- [Objective] Starting at the line with "Transcribe the text in this document." in it, reproduce each line below through the last one, exactly, and include nothing else.
--- begin Supplied material ---
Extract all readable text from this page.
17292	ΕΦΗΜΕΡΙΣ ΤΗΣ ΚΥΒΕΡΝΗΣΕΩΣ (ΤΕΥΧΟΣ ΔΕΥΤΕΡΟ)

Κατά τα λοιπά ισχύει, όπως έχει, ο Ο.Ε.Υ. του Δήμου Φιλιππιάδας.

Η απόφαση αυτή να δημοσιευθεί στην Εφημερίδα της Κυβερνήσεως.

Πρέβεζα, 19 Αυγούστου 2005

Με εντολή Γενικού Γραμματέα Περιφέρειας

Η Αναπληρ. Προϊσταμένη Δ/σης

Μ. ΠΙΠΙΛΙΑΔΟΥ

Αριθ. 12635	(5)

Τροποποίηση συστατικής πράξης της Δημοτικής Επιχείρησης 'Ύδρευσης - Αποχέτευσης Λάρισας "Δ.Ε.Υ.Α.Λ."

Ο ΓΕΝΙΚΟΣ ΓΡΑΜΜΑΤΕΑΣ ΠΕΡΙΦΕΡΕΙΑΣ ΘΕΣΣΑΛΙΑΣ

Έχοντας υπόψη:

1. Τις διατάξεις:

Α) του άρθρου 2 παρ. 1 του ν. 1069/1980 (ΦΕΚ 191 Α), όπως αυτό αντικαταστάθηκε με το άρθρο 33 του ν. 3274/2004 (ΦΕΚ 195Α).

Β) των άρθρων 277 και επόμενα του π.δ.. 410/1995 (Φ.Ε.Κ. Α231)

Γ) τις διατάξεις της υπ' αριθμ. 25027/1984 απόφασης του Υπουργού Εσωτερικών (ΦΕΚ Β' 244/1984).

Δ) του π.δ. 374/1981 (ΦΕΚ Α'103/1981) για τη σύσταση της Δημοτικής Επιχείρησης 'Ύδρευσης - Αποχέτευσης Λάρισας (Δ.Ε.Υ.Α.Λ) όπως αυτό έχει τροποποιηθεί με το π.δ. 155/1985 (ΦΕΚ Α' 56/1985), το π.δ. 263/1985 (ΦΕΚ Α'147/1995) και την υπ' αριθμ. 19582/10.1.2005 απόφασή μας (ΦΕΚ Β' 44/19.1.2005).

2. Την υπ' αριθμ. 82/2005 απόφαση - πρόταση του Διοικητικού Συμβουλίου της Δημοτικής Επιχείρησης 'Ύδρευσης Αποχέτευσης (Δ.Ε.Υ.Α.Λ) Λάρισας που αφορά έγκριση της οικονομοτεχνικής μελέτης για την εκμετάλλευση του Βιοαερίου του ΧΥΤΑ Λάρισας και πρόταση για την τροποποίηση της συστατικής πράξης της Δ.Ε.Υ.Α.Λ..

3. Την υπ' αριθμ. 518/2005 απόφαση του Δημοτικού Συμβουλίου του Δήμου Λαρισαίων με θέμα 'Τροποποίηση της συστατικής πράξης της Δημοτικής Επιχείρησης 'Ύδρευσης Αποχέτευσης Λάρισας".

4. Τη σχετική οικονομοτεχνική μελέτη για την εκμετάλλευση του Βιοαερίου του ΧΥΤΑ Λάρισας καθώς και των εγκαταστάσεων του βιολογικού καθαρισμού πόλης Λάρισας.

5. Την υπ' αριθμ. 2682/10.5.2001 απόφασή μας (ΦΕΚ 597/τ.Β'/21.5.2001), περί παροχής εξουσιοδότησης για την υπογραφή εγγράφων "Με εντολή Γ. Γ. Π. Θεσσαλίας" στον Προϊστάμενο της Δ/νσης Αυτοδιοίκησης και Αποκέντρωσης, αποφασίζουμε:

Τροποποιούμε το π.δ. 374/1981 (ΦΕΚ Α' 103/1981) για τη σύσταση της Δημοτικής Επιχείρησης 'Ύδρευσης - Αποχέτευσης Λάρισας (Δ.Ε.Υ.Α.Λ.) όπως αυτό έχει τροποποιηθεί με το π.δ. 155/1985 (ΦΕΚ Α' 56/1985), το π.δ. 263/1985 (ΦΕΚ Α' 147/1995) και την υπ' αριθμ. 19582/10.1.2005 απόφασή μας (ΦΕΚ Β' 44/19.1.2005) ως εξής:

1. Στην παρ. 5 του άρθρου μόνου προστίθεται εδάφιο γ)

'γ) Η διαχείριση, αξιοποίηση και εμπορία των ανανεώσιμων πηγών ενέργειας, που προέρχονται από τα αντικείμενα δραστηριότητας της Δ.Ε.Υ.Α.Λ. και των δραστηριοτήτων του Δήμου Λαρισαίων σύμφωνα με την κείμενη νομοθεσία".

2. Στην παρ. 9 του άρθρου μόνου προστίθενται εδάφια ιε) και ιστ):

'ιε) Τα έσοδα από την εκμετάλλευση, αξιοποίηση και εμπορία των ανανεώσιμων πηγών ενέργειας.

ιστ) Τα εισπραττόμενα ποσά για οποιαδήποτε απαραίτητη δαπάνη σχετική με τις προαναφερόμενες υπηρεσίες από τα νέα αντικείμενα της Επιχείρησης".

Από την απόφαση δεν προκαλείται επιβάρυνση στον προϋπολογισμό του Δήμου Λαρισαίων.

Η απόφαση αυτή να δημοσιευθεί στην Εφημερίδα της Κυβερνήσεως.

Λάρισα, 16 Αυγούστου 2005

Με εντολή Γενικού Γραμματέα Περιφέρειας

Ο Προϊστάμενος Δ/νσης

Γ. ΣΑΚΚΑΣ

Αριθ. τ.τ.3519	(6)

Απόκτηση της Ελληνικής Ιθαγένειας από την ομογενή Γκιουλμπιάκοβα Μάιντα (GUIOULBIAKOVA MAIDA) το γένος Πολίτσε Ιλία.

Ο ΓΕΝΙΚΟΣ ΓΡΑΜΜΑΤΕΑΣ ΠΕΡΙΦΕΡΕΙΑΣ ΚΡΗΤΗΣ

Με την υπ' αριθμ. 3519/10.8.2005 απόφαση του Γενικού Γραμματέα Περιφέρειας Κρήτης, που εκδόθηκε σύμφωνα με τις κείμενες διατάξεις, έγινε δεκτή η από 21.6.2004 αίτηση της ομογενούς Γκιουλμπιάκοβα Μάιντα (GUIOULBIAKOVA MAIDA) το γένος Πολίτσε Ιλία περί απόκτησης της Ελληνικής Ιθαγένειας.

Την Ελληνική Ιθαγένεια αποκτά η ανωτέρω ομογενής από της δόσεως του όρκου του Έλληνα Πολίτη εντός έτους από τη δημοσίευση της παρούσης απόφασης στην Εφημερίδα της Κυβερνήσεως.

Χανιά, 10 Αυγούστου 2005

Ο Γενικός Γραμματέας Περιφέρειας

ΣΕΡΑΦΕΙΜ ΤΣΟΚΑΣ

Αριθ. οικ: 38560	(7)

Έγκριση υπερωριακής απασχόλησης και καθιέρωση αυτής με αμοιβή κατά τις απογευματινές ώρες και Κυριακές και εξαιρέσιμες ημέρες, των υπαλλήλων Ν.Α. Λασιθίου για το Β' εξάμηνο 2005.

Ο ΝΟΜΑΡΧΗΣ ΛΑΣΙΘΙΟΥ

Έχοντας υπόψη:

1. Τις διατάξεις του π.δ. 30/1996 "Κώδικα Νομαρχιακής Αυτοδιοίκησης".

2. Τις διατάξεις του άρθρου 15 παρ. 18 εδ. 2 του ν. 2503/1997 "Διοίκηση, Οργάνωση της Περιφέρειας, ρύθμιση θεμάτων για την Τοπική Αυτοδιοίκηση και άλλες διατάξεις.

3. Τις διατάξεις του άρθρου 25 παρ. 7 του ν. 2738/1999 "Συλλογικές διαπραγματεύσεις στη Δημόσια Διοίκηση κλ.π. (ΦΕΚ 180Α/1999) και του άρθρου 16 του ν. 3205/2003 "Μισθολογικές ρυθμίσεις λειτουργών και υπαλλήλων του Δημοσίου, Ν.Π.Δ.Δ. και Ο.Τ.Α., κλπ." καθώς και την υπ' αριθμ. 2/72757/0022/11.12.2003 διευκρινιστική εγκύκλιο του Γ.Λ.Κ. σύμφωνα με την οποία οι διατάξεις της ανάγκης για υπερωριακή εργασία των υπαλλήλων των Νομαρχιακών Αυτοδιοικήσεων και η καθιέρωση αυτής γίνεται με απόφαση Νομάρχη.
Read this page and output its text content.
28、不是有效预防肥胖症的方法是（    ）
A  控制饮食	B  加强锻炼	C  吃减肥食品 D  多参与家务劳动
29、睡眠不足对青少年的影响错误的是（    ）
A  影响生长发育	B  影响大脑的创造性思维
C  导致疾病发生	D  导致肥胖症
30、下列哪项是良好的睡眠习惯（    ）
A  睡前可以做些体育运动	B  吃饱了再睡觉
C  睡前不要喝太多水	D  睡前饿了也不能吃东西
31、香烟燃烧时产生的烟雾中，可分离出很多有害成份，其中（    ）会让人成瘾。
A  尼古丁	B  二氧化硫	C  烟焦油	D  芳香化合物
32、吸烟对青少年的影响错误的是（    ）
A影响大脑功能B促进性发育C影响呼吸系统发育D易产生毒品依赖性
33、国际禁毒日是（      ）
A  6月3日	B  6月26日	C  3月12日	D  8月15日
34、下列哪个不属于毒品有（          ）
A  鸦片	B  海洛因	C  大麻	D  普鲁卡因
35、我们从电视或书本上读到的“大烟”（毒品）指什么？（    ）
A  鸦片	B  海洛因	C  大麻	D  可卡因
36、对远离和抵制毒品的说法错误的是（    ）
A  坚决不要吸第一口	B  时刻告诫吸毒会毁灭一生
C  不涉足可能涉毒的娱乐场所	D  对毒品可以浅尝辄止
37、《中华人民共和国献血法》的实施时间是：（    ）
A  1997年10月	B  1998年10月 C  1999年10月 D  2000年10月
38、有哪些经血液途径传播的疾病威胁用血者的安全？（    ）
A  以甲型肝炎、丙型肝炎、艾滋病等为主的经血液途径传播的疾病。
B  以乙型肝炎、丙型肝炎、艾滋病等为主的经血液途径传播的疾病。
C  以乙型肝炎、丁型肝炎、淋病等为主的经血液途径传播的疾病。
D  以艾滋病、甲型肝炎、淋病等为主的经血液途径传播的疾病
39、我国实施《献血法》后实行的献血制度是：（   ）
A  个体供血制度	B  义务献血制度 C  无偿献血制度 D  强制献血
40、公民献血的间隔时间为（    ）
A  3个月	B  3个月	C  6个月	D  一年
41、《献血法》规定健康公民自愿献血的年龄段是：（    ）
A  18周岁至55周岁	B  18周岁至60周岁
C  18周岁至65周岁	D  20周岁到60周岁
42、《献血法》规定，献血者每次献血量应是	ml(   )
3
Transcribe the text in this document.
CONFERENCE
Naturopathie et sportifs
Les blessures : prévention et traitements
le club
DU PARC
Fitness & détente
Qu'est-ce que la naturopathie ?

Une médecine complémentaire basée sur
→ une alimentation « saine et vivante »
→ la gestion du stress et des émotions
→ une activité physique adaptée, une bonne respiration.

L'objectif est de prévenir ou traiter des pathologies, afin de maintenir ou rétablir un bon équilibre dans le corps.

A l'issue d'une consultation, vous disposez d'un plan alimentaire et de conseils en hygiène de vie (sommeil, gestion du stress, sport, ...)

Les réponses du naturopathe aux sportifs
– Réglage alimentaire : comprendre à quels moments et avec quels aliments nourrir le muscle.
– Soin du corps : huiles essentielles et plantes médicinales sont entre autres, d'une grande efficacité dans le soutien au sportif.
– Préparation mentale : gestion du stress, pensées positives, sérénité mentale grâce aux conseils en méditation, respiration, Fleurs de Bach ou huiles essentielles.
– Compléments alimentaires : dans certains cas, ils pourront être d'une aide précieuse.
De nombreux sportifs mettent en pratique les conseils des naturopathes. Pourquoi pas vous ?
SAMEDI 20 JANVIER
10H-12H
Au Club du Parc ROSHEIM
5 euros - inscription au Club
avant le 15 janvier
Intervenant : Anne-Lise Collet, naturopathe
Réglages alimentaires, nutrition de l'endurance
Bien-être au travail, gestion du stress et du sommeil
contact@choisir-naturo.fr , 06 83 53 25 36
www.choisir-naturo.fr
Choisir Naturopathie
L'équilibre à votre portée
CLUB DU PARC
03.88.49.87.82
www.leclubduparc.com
--- end Supplied material ---
- [Task response]
Transcribe the text in this document.
CONFERENCE
Naturopathie et sportifs
Les blessures : prévention et traitements
le club
DU PARC
Fitness & détente
Qu'est-ce que la naturopathie ?

Une médecine complémentaire basée sur
→ une alimentation « saine et vivante »
→ la gestion du stress et des émotions
→ une activité physique adaptée, une bonne respiration.

L'objectif est de prévenir ou traiter des pathologies, afin de maintenir ou rétablir un bon équilibre dans le corps.

A l'issue d'une consultation, vous disposez d'un plan alimentaire et de conseils en hygiène de vie (sommeil, gestion du stress, sport, ...)

Les réponses du naturopathe aux sportifs
– Réglage alimentaire : comprendre à quels moments et avec quels aliments nourrir le muscle.
– Soin du corps : huiles essentielles et plantes médicinales sont entre autres, d'une grande efficacité dans le soutien au sportif.
– Préparation mentale : gestion du stress, pensées positives, sérénité mentale grâce aux conseils en méditation, respiration, Fleurs de Bach ou huiles essentielles.
– Compléments alimentaires : dans certains cas, ils pourront être d'une aide précieuse.
De nombreux sportifs mettent en pratique les conseils des naturopathes. Pourquoi pas vous ?
SAMEDI 20 JANVIER
10H-12H
Au Club du Parc ROSHEIM
5 euros - inscription au Club
avant le 15 janvier
Intervenant : Anne-Lise Collet, naturopathe
Réglages alimentaires, nutrition de l'endurance
Bien-être au travail, gestion du stress et du sommeil
contact@choisir-naturo.fr , 06 83 53 25 36
www.choisir-naturo.fr
Choisir Naturopathie
L'équilibre à votre portée
CLUB DU PARC
03.88.49.87.82
www.leclubduparc.com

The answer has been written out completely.